** Begin Data for this exercise **

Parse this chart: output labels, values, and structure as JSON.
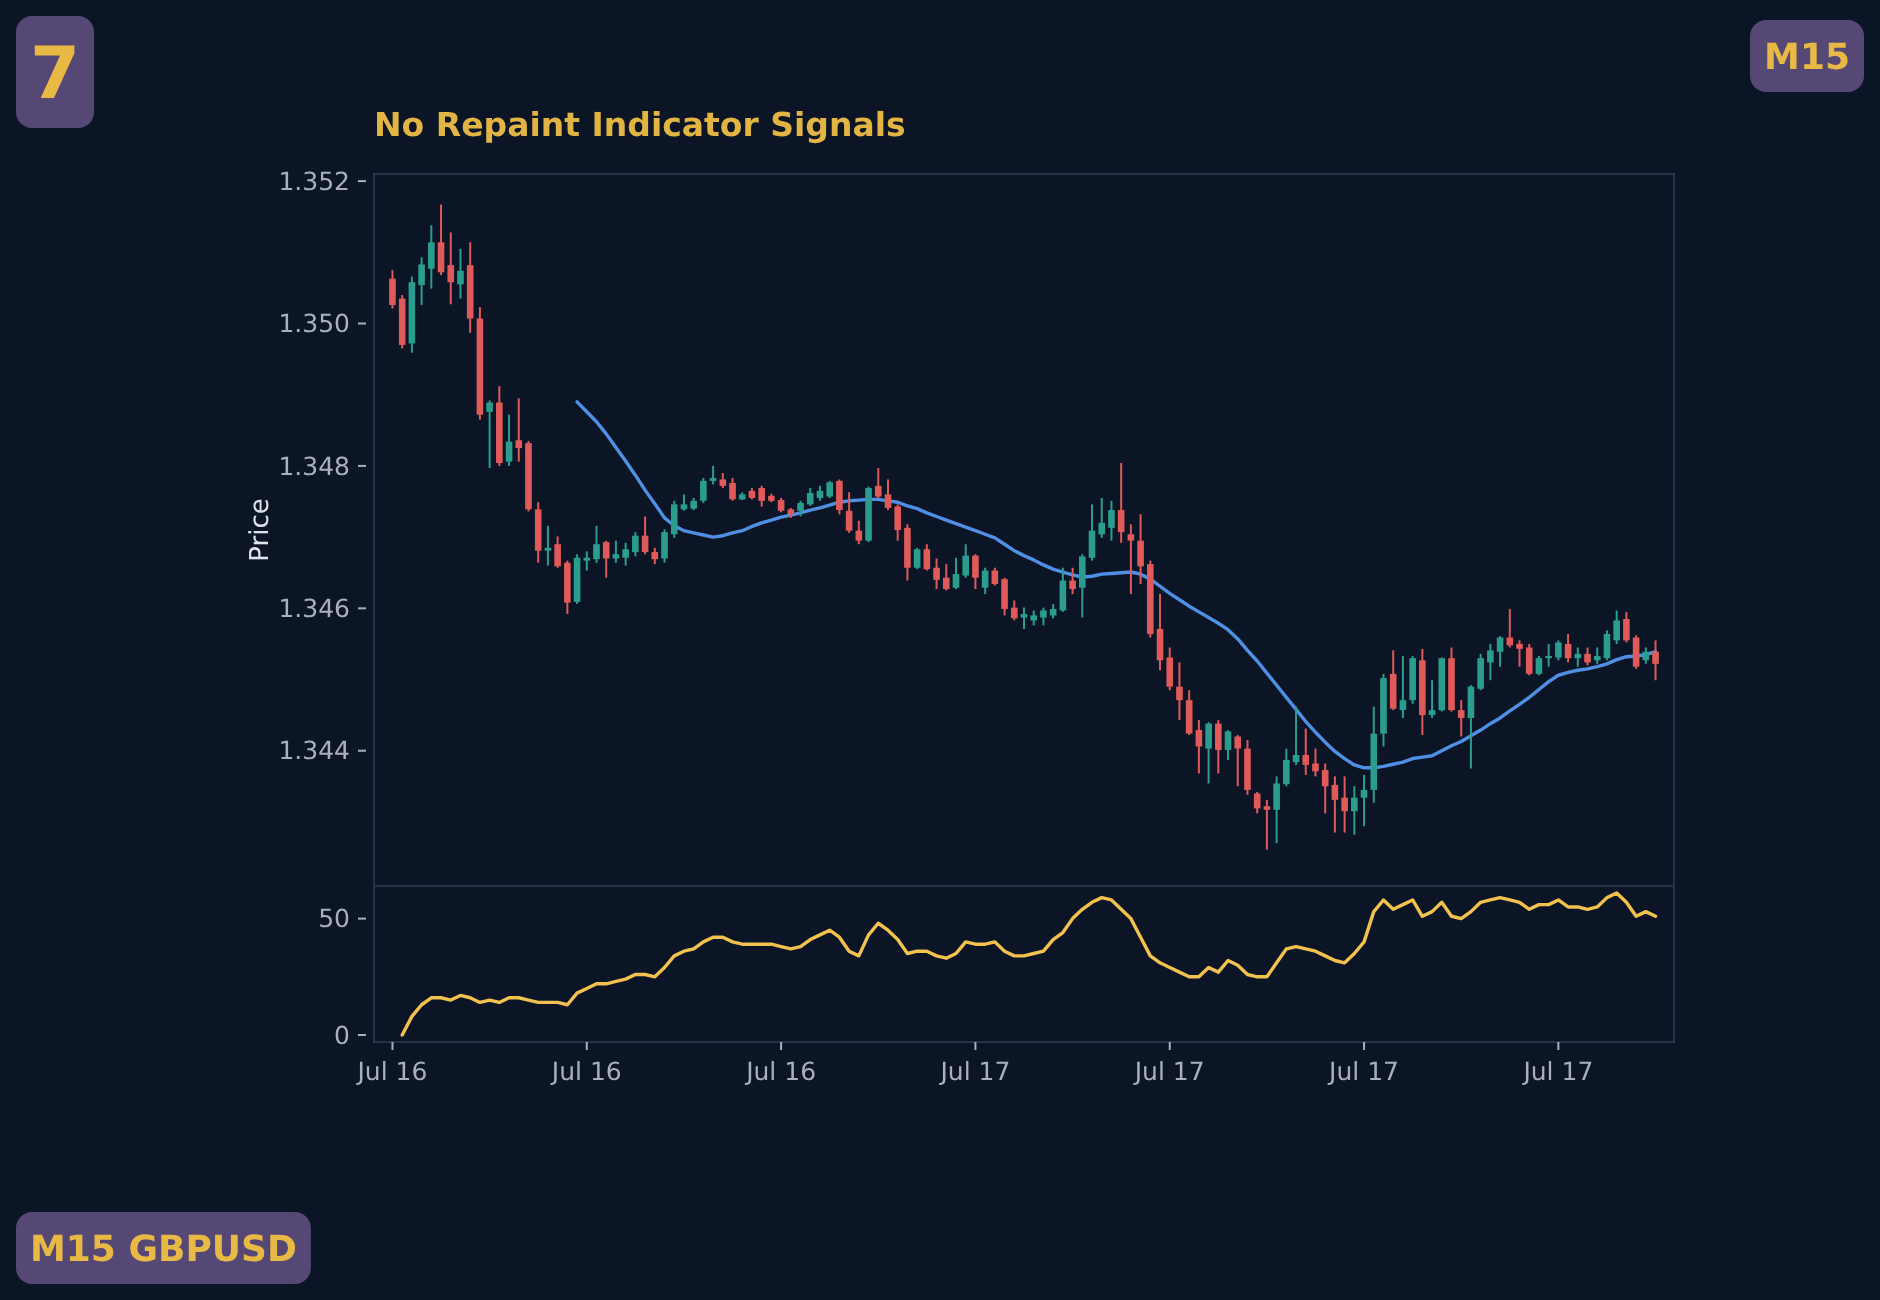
{
  "chart_data": [
    {
      "type": "candlestick",
      "title": "No Repaint Indicator Signals",
      "ylabel": "Price",
      "categories": [
        null,
        null,
        null,
        null,
        null,
        null,
        null,
        null,
        null,
        null,
        null,
        null,
        null,
        null,
        null,
        null,
        null,
        null,
        null,
        null,
        null,
        null,
        null,
        null,
        null,
        null,
        null,
        null,
        null,
        null,
        null,
        null,
        null,
        null,
        null,
        null,
        null,
        null,
        null,
        null,
        null,
        null,
        null,
        null,
        null,
        null,
        null,
        null,
        null,
        null,
        null,
        null,
        null,
        null,
        null,
        null,
        null,
        null,
        null,
        null,
        null,
        null,
        null,
        null,
        null,
        null,
        null,
        null,
        null,
        null,
        null,
        null,
        null,
        null,
        null,
        null,
        null,
        null,
        null,
        null,
        null,
        null,
        null,
        null,
        null,
        null,
        null,
        null,
        null,
        null,
        null,
        null,
        null,
        null,
        null,
        null,
        null,
        null,
        null,
        null,
        null,
        null,
        null,
        null,
        null,
        null,
        null,
        null,
        null,
        null,
        null,
        null,
        null,
        null,
        null,
        null,
        null,
        null,
        null,
        null,
        null,
        null,
        null,
        null,
        null,
        null,
        null,
        null,
        null,
        null,
        null
      ],
      "ohlc": [
        [
          1.35063,
          1.35075,
          1.35021,
          1.35026
        ],
        [
          1.35035,
          1.3504,
          1.34965,
          1.3497
        ],
        [
          1.34972,
          1.35066,
          1.34959,
          1.35058
        ],
        [
          1.35054,
          1.35093,
          1.35026,
          1.35083
        ],
        [
          1.35077,
          1.35138,
          1.35049,
          1.35114
        ],
        [
          1.35114,
          1.35167,
          1.35068,
          1.35072
        ],
        [
          1.35082,
          1.35128,
          1.35027,
          1.35058
        ],
        [
          1.35055,
          1.35105,
          1.35035,
          1.35074
        ],
        [
          1.35082,
          1.35114,
          1.34987,
          1.35007
        ],
        [
          1.35007,
          1.35023,
          1.34865,
          1.34872
        ],
        [
          1.34876,
          1.34892,
          1.34797,
          1.34889
        ],
        [
          1.34889,
          1.34912,
          1.348,
          1.34804
        ],
        [
          1.34806,
          1.34872,
          1.348,
          1.34834
        ],
        [
          1.34836,
          1.34895,
          1.34806,
          1.34825
        ],
        [
          1.34832,
          1.34835,
          1.34736,
          1.34739
        ],
        [
          1.34739,
          1.34749,
          1.34664,
          1.34681
        ],
        [
          1.34681,
          1.34716,
          1.3466,
          1.34685
        ],
        [
          1.3469,
          1.34701,
          1.34657,
          1.34659
        ],
        [
          1.34664,
          1.34667,
          1.34592,
          1.34608
        ],
        [
          1.34609,
          1.34676,
          1.34606,
          1.34671
        ],
        [
          1.34667,
          1.3468,
          1.34653,
          1.34671
        ],
        [
          1.34669,
          1.34716,
          1.34664,
          1.3469
        ],
        [
          1.34693,
          1.34695,
          1.34643,
          1.3467
        ],
        [
          1.3467,
          1.34695,
          1.34664,
          1.34676
        ],
        [
          1.34671,
          1.34692,
          1.3466,
          1.34683
        ],
        [
          1.34679,
          1.34707,
          1.34673,
          1.34702
        ],
        [
          1.34702,
          1.34729,
          1.34676,
          1.34679
        ],
        [
          1.34679,
          1.34685,
          1.34662,
          1.34669
        ],
        [
          1.3467,
          1.34711,
          1.34664,
          1.34707
        ],
        [
          1.34704,
          1.34751,
          1.34699,
          1.34746
        ],
        [
          1.34739,
          1.3476,
          1.34737,
          1.34746
        ],
        [
          1.3474,
          1.34755,
          1.34738,
          1.34751
        ],
        [
          1.34751,
          1.34783,
          1.34748,
          1.34779
        ],
        [
          1.34779,
          1.348,
          1.34774,
          1.34783
        ],
        [
          1.34781,
          1.3479,
          1.34769,
          1.34772
        ],
        [
          1.34776,
          1.34783,
          1.34751,
          1.34753
        ],
        [
          1.34753,
          1.34763,
          1.34752,
          1.3476
        ],
        [
          1.34765,
          1.34769,
          1.34753,
          1.34755
        ],
        [
          1.34769,
          1.34772,
          1.34743,
          1.34751
        ],
        [
          1.34758,
          1.34761,
          1.34749,
          1.34751
        ],
        [
          1.34752,
          1.34755,
          1.34735,
          1.34737
        ],
        [
          1.34739,
          1.34741,
          1.34727,
          1.34732
        ],
        [
          1.34737,
          1.34751,
          1.34729,
          1.34748
        ],
        [
          1.34746,
          1.34769,
          1.34744,
          1.34762
        ],
        [
          1.34755,
          1.34772,
          1.34751,
          1.34765
        ],
        [
          1.34757,
          1.34779,
          1.34755,
          1.34777
        ],
        [
          1.34779,
          1.34781,
          1.34732,
          1.34738
        ],
        [
          1.34737,
          1.34763,
          1.34706,
          1.34709
        ],
        [
          1.34709,
          1.34723,
          1.3469,
          1.34695
        ],
        [
          1.34695,
          1.34771,
          1.34693,
          1.34769
        ],
        [
          1.34772,
          1.34797,
          1.34755,
          1.34757
        ],
        [
          1.3476,
          1.34781,
          1.34738,
          1.34741
        ],
        [
          1.34743,
          1.34746,
          1.34695,
          1.3471
        ],
        [
          1.34713,
          1.34718,
          1.34639,
          1.34657
        ],
        [
          1.34657,
          1.34685,
          1.34655,
          1.34683
        ],
        [
          1.34683,
          1.3469,
          1.34653,
          1.34655
        ],
        [
          1.34657,
          1.3467,
          1.34627,
          1.3464
        ],
        [
          1.34643,
          1.34662,
          1.34625,
          1.34627
        ],
        [
          1.34629,
          1.34671,
          1.34627,
          1.34648
        ],
        [
          1.34646,
          1.3469,
          1.34643,
          1.34674
        ],
        [
          1.34674,
          1.34676,
          1.34627,
          1.34643
        ],
        [
          1.34629,
          1.34657,
          1.3462,
          1.34653
        ],
        [
          1.34653,
          1.34657,
          1.34632,
          1.34634
        ],
        [
          1.34641,
          1.34643,
          1.3459,
          1.34599
        ],
        [
          1.34601,
          1.34611,
          1.34583,
          1.34586
        ],
        [
          1.34587,
          1.34601,
          1.34571,
          1.34592
        ],
        [
          1.34583,
          1.34597,
          1.34576,
          1.3459
        ],
        [
          1.34587,
          1.34601,
          1.34576,
          1.34597
        ],
        [
          1.3459,
          1.34606,
          1.34586,
          1.34599
        ],
        [
          1.34597,
          1.34657,
          1.34595,
          1.34639
        ],
        [
          1.34639,
          1.34657,
          1.3462,
          1.34627
        ],
        [
          1.34629,
          1.34676,
          1.34587,
          1.34673
        ],
        [
          1.34671,
          1.34746,
          1.34667,
          1.34709
        ],
        [
          1.34704,
          1.34755,
          1.34699,
          1.3472
        ],
        [
          1.34713,
          1.34751,
          1.34695,
          1.34738
        ],
        [
          1.34738,
          1.34804,
          1.34692,
          1.34707
        ],
        [
          1.34704,
          1.34718,
          1.3462,
          1.34695
        ],
        [
          1.34695,
          1.34732,
          1.34634,
          1.34659
        ],
        [
          1.34662,
          1.34667,
          1.34559,
          1.34564
        ],
        [
          1.34571,
          1.3462,
          1.34513,
          1.34527
        ],
        [
          1.34531,
          1.34545,
          1.34485,
          1.3449
        ],
        [
          1.3449,
          1.34524,
          1.34443,
          1.34471
        ],
        [
          1.34471,
          1.34485,
          1.34422,
          1.34424
        ],
        [
          1.34429,
          1.34443,
          1.34368,
          1.34406
        ],
        [
          1.34403,
          1.3444,
          1.34354,
          1.34438
        ],
        [
          1.34438,
          1.34443,
          1.34368,
          1.34401
        ],
        [
          1.34401,
          1.34429,
          1.34387,
          1.34427
        ],
        [
          1.3442,
          1.34422,
          1.3435,
          1.34403
        ],
        [
          1.34403,
          1.34415,
          1.34338,
          1.34345
        ],
        [
          1.3434,
          1.34342,
          1.34312,
          1.34319
        ],
        [
          1.34322,
          1.34331,
          1.34261,
          1.34317
        ],
        [
          1.34317,
          1.34364,
          1.3427,
          1.34354
        ],
        [
          1.34353,
          1.34403,
          1.3435,
          1.34387
        ],
        [
          1.34384,
          1.34462,
          1.3438,
          1.34394
        ],
        [
          1.34394,
          1.34431,
          1.34366,
          1.3438
        ],
        [
          1.34382,
          1.34403,
          1.34364,
          1.34371
        ],
        [
          1.34373,
          1.34382,
          1.34312,
          1.3435
        ],
        [
          1.34352,
          1.34364,
          1.34285,
          1.34331
        ],
        [
          1.34334,
          1.34364,
          1.34285,
          1.34315
        ],
        [
          1.34315,
          1.3435,
          1.34282,
          1.34334
        ],
        [
          1.34334,
          1.34366,
          1.34294,
          1.34345
        ],
        [
          1.34345,
          1.34462,
          1.34327,
          1.34424
        ],
        [
          1.34424,
          1.34508,
          1.34406,
          1.34502
        ],
        [
          1.34508,
          1.34541,
          1.34457,
          1.34459
        ],
        [
          1.34457,
          1.34533,
          1.34446,
          1.34471
        ],
        [
          1.34471,
          1.34533,
          1.34466,
          1.3453
        ],
        [
          1.34527,
          1.34543,
          1.34422,
          1.3445
        ],
        [
          1.3445,
          1.34499,
          1.34446,
          1.34457
        ],
        [
          1.34457,
          1.34531,
          1.34455,
          1.3453
        ],
        [
          1.3453,
          1.34545,
          1.34455,
          1.34457
        ],
        [
          1.34457,
          1.34471,
          1.3442,
          1.34446
        ],
        [
          1.34446,
          1.34492,
          1.34375,
          1.3449
        ],
        [
          1.34487,
          1.34536,
          1.34485,
          1.3453
        ],
        [
          1.34524,
          1.3455,
          1.34499,
          1.34541
        ],
        [
          1.34539,
          1.34561,
          1.34518,
          1.34559
        ],
        [
          1.34559,
          1.34599,
          1.34545,
          1.34548
        ],
        [
          1.3455,
          1.34555,
          1.34518,
          1.34543
        ],
        [
          1.34545,
          1.3455,
          1.34506,
          1.34508
        ],
        [
          1.34508,
          1.34533,
          1.34506,
          1.3453
        ],
        [
          1.3453,
          1.3455,
          1.34518,
          1.34533
        ],
        [
          1.34531,
          1.34555,
          1.34527,
          1.34552
        ],
        [
          1.3455,
          1.34564,
          1.34524,
          1.3453
        ],
        [
          1.3453,
          1.34545,
          1.34518,
          1.34536
        ],
        [
          1.34536,
          1.34545,
          1.3452,
          1.34524
        ],
        [
          1.34527,
          1.34545,
          1.34522,
          1.34533
        ],
        [
          1.3453,
          1.34569,
          1.34527,
          1.34564
        ],
        [
          1.34555,
          1.34597,
          1.3455,
          1.34583
        ],
        [
          1.34585,
          1.34595,
          1.34552,
          1.34555
        ],
        [
          1.34559,
          1.34562,
          1.34515,
          1.34518
        ],
        [
          1.34527,
          1.34545,
          1.34522,
          1.34539
        ],
        [
          1.34539,
          1.34555,
          1.34499,
          1.34522
        ]
      ],
      "colors": [
        "#e05a5a",
        "#e05a5a",
        "#2a9d8f",
        "#2a9d8f",
        "#2a9d8f",
        "#e05a5a",
        "#e05a5a",
        "#2a9d8f",
        "#e05a5a",
        "#e05a5a",
        "#2a9d8f",
        "#e05a5a",
        "#2a9d8f",
        "#e05a5a",
        "#e05a5a",
        "#e05a5a",
        "#2a9d8f",
        "#e05a5a",
        "#e05a5a",
        "#2a9d8f",
        "#2a9d8f",
        "#2a9d8f",
        "#e05a5a",
        "#2a9d8f",
        "#2a9d8f",
        "#2a9d8f",
        "#e05a5a",
        "#e05a5a",
        "#2a9d8f",
        "#2a9d8f",
        "#2a9d8f",
        "#2a9d8f",
        "#2a9d8f",
        "#2a9d8f",
        "#e05a5a",
        "#e05a5a",
        "#2a9d8f",
        "#e05a5a",
        "#e05a5a",
        "#e05a5a",
        "#e05a5a",
        "#e05a5a",
        "#2a9d8f",
        "#2a9d8f",
        "#2a9d8f",
        "#2a9d8f",
        "#e05a5a",
        "#e05a5a",
        "#e05a5a",
        "#2a9d8f",
        "#e05a5a",
        "#e05a5a",
        "#e05a5a",
        "#e05a5a",
        "#2a9d8f",
        "#e05a5a",
        "#e05a5a",
        "#e05a5a",
        "#2a9d8f",
        "#2a9d8f",
        "#e05a5a",
        "#2a9d8f",
        "#e05a5a",
        "#e05a5a",
        "#e05a5a",
        "#2a9d8f",
        "#2a9d8f",
        "#2a9d8f",
        "#2a9d8f",
        "#2a9d8f",
        "#e05a5a",
        "#2a9d8f",
        "#2a9d8f",
        "#2a9d8f",
        "#2a9d8f",
        "#e05a5a",
        "#e05a5a",
        "#e05a5a",
        "#e05a5a",
        "#e05a5a",
        "#e05a5a",
        "#e05a5a",
        "#e05a5a",
        "#e05a5a",
        "#2a9d8f",
        "#e05a5a",
        "#2a9d8f",
        "#e05a5a",
        "#e05a5a",
        "#e05a5a",
        "#e05a5a",
        "#2a9d8f",
        "#2a9d8f",
        "#2a9d8f",
        "#e05a5a",
        "#e05a5a",
        "#e05a5a",
        "#e05a5a",
        "#e05a5a",
        "#2a9d8f",
        "#2a9d8f",
        "#2a9d8f",
        "#2a9d8f",
        "#e05a5a",
        "#2a9d8f",
        "#2a9d8f",
        "#e05a5a",
        "#2a9d8f",
        "#2a9d8f",
        "#e05a5a",
        "#e05a5a",
        "#2a9d8f",
        "#2a9d8f",
        "#2a9d8f",
        "#2a9d8f",
        "#e05a5a",
        "#e05a5a",
        "#e05a5a",
        "#2a9d8f",
        "#2a9d8f",
        "#2a9d8f",
        "#e05a5a",
        "#2a9d8f",
        "#e05a5a",
        "#2a9d8f",
        "#2a9d8f",
        "#2a9d8f",
        "#e05a5a",
        "#e05a5a",
        "#2a9d8f",
        "#e05a5a"
      ],
      "series": [
        {
          "type": "line",
          "color": "#4f90e4",
          "values": [
            null,
            null,
            null,
            null,
            null,
            null,
            null,
            null,
            null,
            null,
            null,
            null,
            null,
            null,
            null,
            null,
            null,
            null,
            null,
            1.3489,
            1.34876,
            1.34862,
            1.34845,
            1.34826,
            1.34807,
            1.34787,
            1.34766,
            1.34747,
            1.34727,
            1.34716,
            1.34709,
            1.34706,
            1.34703,
            1.347,
            1.34702,
            1.34706,
            1.34709,
            1.34715,
            1.3472,
            1.34724,
            1.34728,
            1.34731,
            1.34734,
            1.34738,
            1.34741,
            1.34745,
            1.34749,
            1.34751,
            1.34752,
            1.34753,
            1.34753,
            1.34751,
            1.34749,
            1.34744,
            1.3474,
            1.34734,
            1.34729,
            1.34724,
            1.34719,
            1.34714,
            1.34709,
            1.34704,
            1.34699,
            1.3469,
            1.34681,
            1.34674,
            1.34668,
            1.34661,
            1.34655,
            1.34651,
            1.34647,
            1.34644,
            1.34645,
            1.34648,
            1.34649,
            1.3465,
            1.34651,
            1.34648,
            1.34641,
            1.34631,
            1.34621,
            1.34612,
            1.34603,
            1.34595,
            1.34587,
            1.34579,
            1.3457,
            1.34557,
            1.34541,
            1.34526,
            1.34509,
            1.34492,
            1.34475,
            1.34458,
            1.34441,
            1.34426,
            1.34412,
            1.34399,
            1.34389,
            1.3438,
            1.34376,
            1.34376,
            1.34378,
            1.34381,
            1.34384,
            1.34389,
            1.34391,
            1.34393,
            1.344,
            1.34407,
            1.34413,
            1.34421,
            1.34429,
            1.34438,
            1.34446,
            1.34456,
            1.34465,
            1.34475,
            1.34486,
            1.34497,
            1.34506,
            1.3451,
            1.34513,
            1.34515,
            1.34518,
            1.34522,
            1.34528,
            1.34532,
            1.34533,
            1.34535,
            1.34539
          ]
        }
      ],
      "ylim": [
        1.3421,
        1.3521
      ],
      "yticks": [
        1.344,
        1.346,
        1.348,
        {
          "value": 1.35,
          "label": "1.350"
        },
        1.352
      ],
      "annotations": [
        "7",
        "M15",
        "M15 GBPUSD"
      ]
    },
    {
      "type": "line",
      "categories": [
        "Jul 16",
        null,
        null,
        null,
        null,
        null,
        null,
        null,
        null,
        null,
        null,
        null,
        null,
        null,
        null,
        null,
        null,
        null,
        null,
        null,
        "Jul 16",
        null,
        null,
        null,
        null,
        null,
        null,
        null,
        null,
        null,
        null,
        null,
        null,
        null,
        null,
        null,
        null,
        null,
        null,
        null,
        "Jul 16",
        null,
        null,
        null,
        null,
        null,
        null,
        null,
        null,
        null,
        null,
        null,
        null,
        null,
        null,
        null,
        null,
        null,
        null,
        null,
        "Jul 17",
        null,
        null,
        null,
        null,
        null,
        null,
        null,
        null,
        null,
        null,
        null,
        null,
        null,
        null,
        null,
        null,
        null,
        null,
        null,
        "Jul 17",
        null,
        null,
        null,
        null,
        null,
        null,
        null,
        null,
        null,
        null,
        null,
        null,
        null,
        null,
        null,
        null,
        null,
        null,
        null,
        "Jul 17",
        null,
        null,
        null,
        null,
        null,
        null,
        null,
        null,
        null,
        null,
        null,
        null,
        null,
        null,
        null,
        null,
        null,
        null,
        null,
        "Jul 17",
        null,
        null,
        null,
        null,
        null,
        null,
        null,
        null,
        null,
        null
      ],
      "values": [
        null,
        0,
        8,
        13,
        16,
        16,
        15,
        17,
        16,
        14,
        15,
        14,
        16,
        16,
        15,
        14,
        14,
        14,
        13,
        18,
        20,
        22,
        22,
        23,
        24,
        26,
        26,
        25,
        29,
        34,
        36,
        37,
        40,
        42,
        42,
        40,
        39,
        39,
        39,
        39,
        38,
        37,
        38,
        41,
        43,
        45,
        42,
        36,
        34,
        43,
        48,
        45,
        41,
        35,
        36,
        36,
        34,
        33,
        35,
        40,
        39,
        39,
        40,
        36,
        34,
        34,
        35,
        36,
        41,
        44,
        50,
        54,
        57,
        59,
        58,
        54,
        50,
        42,
        34,
        31,
        29,
        27,
        25,
        25,
        29,
        27,
        32,
        30,
        26,
        25,
        25,
        31,
        37,
        38,
        37,
        36,
        34,
        32,
        31,
        35,
        40,
        53,
        58,
        54,
        56,
        58,
        51,
        53,
        57,
        51,
        50,
        53,
        57,
        58,
        59,
        58,
        57,
        54,
        56,
        56,
        58,
        55,
        55,
        54,
        55,
        59,
        61,
        57,
        51,
        53,
        51
      ],
      "color": "#f2c14e",
      "ylim": [
        -3,
        64
      ],
      "yticks": [
        0,
        50
      ]
    }
  ]
}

** End Data for this exercise **

For this exercise, gather every line of the data that contains the word "type".

Answer for the task:
      "type": "candlestick",
          "type": "line",
      "type": "line",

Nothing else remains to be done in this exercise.